## TASK TO COMPLETE
Using the data below, repeat all of it precisely.

## STORED ROWS

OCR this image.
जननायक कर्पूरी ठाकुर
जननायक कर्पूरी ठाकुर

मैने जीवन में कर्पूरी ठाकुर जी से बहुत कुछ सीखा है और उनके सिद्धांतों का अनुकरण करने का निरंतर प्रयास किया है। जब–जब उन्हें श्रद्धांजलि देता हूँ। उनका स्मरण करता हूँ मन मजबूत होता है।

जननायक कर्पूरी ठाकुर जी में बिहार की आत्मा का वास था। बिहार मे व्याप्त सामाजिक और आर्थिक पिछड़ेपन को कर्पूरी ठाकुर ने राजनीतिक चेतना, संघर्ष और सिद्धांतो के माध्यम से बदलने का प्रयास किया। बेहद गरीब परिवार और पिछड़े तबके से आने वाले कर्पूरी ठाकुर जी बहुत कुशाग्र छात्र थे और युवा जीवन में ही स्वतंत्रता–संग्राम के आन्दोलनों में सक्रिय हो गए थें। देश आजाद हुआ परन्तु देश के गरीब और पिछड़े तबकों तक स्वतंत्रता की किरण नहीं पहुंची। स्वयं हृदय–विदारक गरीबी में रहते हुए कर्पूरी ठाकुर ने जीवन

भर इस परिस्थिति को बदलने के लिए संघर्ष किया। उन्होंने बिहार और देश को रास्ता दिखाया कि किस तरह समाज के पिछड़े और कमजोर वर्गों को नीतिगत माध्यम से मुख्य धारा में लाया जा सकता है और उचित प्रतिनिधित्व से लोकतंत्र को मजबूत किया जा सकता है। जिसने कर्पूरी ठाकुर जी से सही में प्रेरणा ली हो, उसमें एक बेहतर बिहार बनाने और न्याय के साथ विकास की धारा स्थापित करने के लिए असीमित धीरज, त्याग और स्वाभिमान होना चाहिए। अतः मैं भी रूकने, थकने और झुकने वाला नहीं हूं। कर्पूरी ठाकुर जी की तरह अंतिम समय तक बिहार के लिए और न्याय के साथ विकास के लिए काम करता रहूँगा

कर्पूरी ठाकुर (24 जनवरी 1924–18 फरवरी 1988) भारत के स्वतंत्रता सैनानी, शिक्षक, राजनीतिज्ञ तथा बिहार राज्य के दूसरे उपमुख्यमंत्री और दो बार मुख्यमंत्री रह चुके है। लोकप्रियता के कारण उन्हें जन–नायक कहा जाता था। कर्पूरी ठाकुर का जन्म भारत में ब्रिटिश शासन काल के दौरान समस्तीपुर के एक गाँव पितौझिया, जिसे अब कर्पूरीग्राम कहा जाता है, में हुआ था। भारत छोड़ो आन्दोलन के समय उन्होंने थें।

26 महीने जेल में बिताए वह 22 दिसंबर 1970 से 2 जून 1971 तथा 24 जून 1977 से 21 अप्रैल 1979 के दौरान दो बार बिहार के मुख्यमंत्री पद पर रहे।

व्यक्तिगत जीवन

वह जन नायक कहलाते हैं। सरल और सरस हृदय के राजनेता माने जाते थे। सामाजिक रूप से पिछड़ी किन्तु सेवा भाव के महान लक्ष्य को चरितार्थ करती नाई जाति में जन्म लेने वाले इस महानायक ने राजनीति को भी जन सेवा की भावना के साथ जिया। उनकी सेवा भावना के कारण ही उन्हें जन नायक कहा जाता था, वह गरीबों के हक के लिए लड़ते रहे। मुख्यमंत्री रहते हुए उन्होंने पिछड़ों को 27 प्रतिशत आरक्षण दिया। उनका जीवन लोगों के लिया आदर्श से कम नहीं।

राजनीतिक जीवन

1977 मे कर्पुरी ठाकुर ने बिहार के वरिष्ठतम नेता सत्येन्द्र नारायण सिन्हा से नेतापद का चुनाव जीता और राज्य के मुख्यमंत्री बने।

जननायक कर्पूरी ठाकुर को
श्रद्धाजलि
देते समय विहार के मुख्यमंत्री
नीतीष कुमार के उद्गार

## RESULT OF THIS EXERCISE
OCR this image.
जननायक कर्पूरी ठाकुर
जननायक कर्पूरी ठाकुर

मैने जीवन में कर्पूरी ठाकुर जी से बहुत कुछ सीखा है और उनके सिद्धांतों का अनुकरण करने का निरंतर प्रयास किया है। जब–जब उन्हें श्रद्धांजलि देता हूँ। उनका स्मरण करता हूँ मन मजबूत होता है।

जननायक कर्पूरी ठाकुर जी में बिहार की आत्मा का वास था। बिहार मे व्याप्त सामाजिक और आर्थिक पिछड़ेपन को कर्पूरी ठाकुर ने राजनीतिक चेतना, संघर्ष और सिद्धांतो के माध्यम से बदलने का प्रयास किया। बेहद गरीब परिवार और पिछड़े तबके से आने वाले कर्पूरी ठाकुर जी बहुत कुशाग्र छात्र थे और युवा जीवन में ही स्वतंत्रता–संग्राम के आन्दोलनों में सक्रिय हो गए थें। देश आजाद हुआ परन्तु देश के गरीब और पिछड़े तबकों तक स्वतंत्रता की किरण नहीं पहुंची। स्वयं हृदय–विदारक गरीबी में रहते हुए कर्पूरी ठाकुर ने जीवन

भर इस परिस्थिति को बदलने के लिए संघर्ष किया। उन्होंने बिहार और देश को रास्ता दिखाया कि किस तरह समाज के पिछड़े और कमजोर वर्गों को नीतिगत माध्यम से मुख्य धारा में लाया जा सकता है और उचित प्रतिनिधित्व से लोकतंत्र को मजबूत किया जा सकता है। जिसने कर्पूरी ठाकुर जी से सही में प्रेरणा ली हो, उसमें एक बेहतर बिहार बनाने और न्याय के साथ विकास की धारा स्थापित करने के लिए असीमित धीरज, त्याग और स्वाभिमान होना चाहिए। अतः मैं भी रूकने, थकने और झुकने वाला नहीं हूं। कर्पूरी ठाकुर जी की तरह अंतिम समय तक बिहार के लिए और न्याय के साथ विकास के लिए काम करता रहूँगा

कर्पूरी ठाकुर (24 जनवरी 1924–18 फरवरी 1988) भारत के स्वतंत्रता सैनानी, शिक्षक, राजनीतिज्ञ तथा बिहार राज्य के दूसरे उपमुख्यमंत्री और दो बार मुख्यमंत्री रह चुके है। लोकप्रियता के कारण उन्हें जन–नायक कहा जाता था। कर्पूरी ठाकुर का जन्म भारत में ब्रिटिश शासन काल के दौरान समस्तीपुर के एक गाँव पितौझिया, जिसे अब कर्पूरीग्राम कहा जाता है, में हुआ था। भारत छोड़ो आन्दोलन के समय उन्होंने थें।

26 महीने जेल में बिताए वह 22 दिसंबर 1970 से 2 जून 1971 तथा 24 जून 1977 से 21 अप्रैल 1979 के दौरान दो बार बिहार के मुख्यमंत्री पद पर रहे।

व्यक्तिगत जीवन

वह जन नायक कहलाते हैं। सरल और सरस हृदय के राजनेता माने जाते थे। सामाजिक रूप से पिछड़ी किन्तु सेवा भाव के महान लक्ष्य को चरितार्थ करती नाई जाति में जन्म लेने वाले इस महानायक ने राजनीति को भी जन सेवा की भावना के साथ जिया। उनकी सेवा भावना के कारण ही उन्हें जन नायक कहा जाता था, वह गरीबों के हक के लिए लड़ते रहे। मुख्यमंत्री रहते हुए उन्होंने पिछड़ों को 27 प्रतिशत आरक्षण दिया। उनका जीवन लोगों के लिया आदर्श से कम नहीं।

राजनीतिक जीवन

1977 मे कर्पुरी ठाकुर ने बिहार के वरिष्ठतम नेता सत्येन्द्र नारायण सिन्हा से नेतापद का चुनाव जीता और राज्य के मुख्यमंत्री बने।

जननायक कर्पूरी ठाकुर को
श्रद्धाजलि
देते समय विहार के मुख्यमंत्री
नीतीष कुमार के उद्गार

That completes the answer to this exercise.